start Information supplied

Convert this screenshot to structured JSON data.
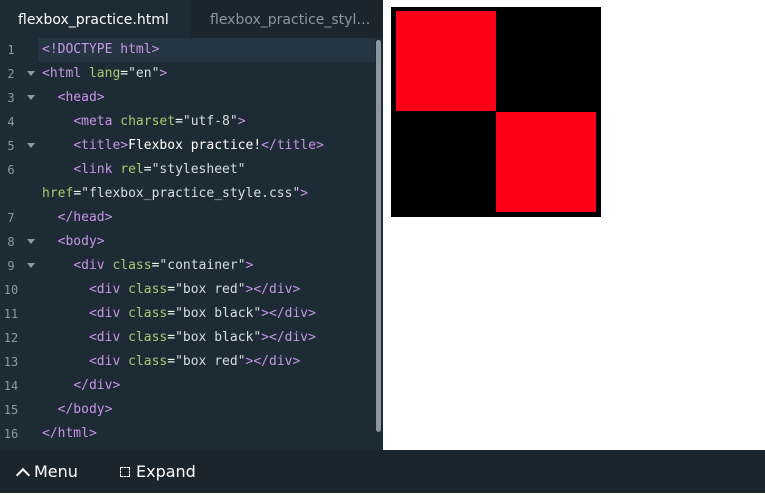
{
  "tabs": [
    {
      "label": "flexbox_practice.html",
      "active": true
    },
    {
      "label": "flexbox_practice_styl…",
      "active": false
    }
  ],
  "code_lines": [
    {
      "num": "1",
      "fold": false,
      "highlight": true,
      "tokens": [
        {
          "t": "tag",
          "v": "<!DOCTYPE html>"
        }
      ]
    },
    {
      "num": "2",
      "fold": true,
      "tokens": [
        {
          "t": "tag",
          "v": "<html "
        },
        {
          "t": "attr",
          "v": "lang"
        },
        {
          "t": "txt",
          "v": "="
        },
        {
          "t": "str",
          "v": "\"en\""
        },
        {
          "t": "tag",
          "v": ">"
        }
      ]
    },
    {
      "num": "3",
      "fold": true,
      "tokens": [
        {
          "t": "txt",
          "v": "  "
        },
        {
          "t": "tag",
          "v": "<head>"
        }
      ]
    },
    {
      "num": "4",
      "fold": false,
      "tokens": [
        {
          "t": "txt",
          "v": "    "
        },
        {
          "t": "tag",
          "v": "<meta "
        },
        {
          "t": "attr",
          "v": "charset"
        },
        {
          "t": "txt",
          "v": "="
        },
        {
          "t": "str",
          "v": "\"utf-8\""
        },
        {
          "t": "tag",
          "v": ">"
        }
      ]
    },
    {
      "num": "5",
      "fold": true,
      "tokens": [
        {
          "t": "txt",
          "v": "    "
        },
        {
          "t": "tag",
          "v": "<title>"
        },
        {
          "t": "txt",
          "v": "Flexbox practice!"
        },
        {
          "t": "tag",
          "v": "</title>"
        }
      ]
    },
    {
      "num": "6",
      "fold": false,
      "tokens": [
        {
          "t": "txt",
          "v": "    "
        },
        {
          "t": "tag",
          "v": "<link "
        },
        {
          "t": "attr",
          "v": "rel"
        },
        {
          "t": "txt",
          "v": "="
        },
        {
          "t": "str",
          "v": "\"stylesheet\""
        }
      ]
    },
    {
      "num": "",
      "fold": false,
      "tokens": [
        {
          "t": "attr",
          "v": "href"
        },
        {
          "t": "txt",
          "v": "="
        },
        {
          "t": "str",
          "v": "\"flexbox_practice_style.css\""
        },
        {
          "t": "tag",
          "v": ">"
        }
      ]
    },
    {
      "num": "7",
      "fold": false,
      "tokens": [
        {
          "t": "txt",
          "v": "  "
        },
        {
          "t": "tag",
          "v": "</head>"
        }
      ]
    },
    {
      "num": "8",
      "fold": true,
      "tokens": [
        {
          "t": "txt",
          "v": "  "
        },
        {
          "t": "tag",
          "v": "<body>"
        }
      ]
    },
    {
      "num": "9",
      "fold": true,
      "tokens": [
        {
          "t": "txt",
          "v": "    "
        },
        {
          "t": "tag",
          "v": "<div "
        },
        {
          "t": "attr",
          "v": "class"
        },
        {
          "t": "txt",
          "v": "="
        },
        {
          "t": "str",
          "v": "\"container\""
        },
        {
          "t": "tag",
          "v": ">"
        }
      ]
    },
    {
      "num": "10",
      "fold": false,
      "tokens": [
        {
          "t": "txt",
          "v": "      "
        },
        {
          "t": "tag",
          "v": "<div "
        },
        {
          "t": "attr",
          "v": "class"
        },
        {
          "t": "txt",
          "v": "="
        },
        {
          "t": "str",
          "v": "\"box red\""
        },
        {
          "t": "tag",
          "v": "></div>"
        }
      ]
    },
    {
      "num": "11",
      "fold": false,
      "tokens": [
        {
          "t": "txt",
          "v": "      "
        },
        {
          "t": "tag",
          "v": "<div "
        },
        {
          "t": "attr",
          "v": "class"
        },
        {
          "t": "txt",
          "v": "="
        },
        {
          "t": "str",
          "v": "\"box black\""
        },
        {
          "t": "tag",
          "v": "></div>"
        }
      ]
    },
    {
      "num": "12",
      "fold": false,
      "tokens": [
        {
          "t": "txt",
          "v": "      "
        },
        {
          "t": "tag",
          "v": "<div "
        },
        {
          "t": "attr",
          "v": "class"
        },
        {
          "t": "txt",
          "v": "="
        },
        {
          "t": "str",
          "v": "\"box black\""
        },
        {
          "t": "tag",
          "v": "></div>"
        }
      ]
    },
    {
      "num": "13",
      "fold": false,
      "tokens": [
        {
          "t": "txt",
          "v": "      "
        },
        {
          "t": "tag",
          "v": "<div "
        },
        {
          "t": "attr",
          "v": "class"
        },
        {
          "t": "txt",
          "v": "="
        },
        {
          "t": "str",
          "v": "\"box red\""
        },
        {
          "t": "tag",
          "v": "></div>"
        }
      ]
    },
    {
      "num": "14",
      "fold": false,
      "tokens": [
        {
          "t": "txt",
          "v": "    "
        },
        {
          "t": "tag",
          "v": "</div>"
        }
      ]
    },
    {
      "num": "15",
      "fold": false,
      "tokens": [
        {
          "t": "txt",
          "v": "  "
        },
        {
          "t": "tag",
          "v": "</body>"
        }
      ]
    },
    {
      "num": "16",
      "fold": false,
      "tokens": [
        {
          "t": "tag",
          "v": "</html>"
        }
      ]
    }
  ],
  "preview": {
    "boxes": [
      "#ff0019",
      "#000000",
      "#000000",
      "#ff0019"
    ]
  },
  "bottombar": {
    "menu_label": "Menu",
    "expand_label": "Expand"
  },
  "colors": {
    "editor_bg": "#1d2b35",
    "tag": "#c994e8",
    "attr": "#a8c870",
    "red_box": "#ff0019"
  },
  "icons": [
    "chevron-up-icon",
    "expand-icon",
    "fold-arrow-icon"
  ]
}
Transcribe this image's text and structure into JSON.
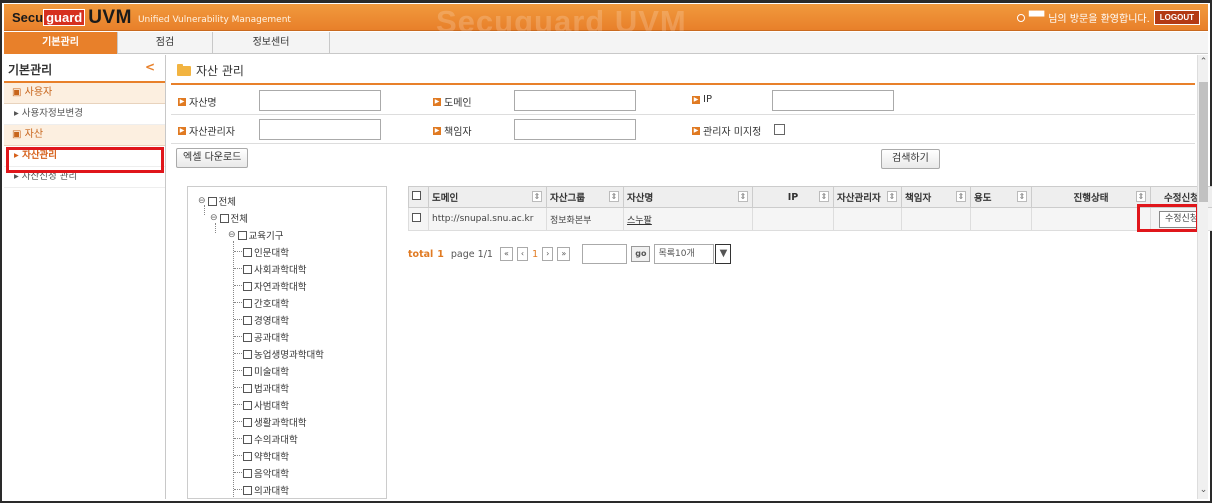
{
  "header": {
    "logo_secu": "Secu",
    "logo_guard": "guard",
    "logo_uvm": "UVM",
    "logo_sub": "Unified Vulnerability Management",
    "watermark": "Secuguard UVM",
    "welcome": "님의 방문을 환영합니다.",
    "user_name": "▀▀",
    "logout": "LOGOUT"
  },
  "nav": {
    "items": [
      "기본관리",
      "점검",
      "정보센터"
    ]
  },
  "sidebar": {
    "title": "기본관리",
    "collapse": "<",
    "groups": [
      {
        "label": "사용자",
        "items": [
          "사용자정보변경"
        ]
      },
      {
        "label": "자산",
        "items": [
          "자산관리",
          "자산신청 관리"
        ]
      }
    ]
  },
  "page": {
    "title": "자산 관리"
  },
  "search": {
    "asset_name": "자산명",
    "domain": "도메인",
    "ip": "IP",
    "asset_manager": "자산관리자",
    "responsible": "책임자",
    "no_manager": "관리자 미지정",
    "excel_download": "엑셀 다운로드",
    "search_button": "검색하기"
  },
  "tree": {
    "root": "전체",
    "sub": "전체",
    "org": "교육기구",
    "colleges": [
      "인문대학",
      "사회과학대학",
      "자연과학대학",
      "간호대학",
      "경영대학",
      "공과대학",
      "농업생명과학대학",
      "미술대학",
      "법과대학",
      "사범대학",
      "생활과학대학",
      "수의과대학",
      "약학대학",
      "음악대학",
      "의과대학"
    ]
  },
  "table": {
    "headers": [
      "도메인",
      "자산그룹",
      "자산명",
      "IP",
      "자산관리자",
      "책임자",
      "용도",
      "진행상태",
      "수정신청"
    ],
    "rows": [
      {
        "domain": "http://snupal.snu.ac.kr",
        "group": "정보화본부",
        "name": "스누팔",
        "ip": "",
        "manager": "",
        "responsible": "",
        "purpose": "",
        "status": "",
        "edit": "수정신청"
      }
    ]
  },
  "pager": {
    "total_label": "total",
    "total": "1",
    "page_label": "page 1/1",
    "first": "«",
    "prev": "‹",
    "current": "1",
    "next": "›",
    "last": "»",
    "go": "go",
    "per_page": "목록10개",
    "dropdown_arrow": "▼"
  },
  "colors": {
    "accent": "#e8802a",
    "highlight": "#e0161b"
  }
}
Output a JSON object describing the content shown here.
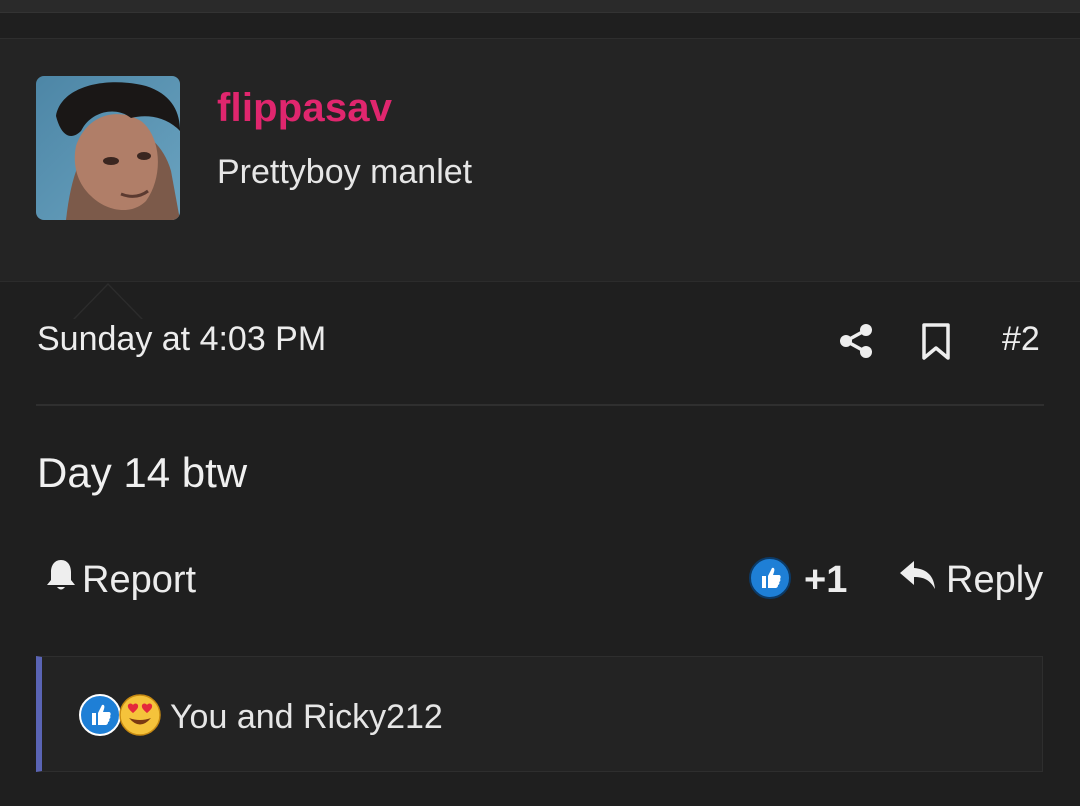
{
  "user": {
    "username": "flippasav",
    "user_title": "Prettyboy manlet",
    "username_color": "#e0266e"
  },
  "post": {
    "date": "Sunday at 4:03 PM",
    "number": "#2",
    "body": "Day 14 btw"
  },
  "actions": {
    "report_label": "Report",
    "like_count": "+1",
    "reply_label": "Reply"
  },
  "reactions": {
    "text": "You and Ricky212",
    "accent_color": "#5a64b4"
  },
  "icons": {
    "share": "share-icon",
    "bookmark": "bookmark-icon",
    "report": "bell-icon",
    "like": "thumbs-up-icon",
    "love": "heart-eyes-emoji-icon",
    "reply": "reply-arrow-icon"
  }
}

end Information supplied

» Problem description
Read the lines above. Gather those in which the string "text" is found.

» Result for this task
Transcribe this image's text and structure into JSON.
    "text": "You and Ricky212",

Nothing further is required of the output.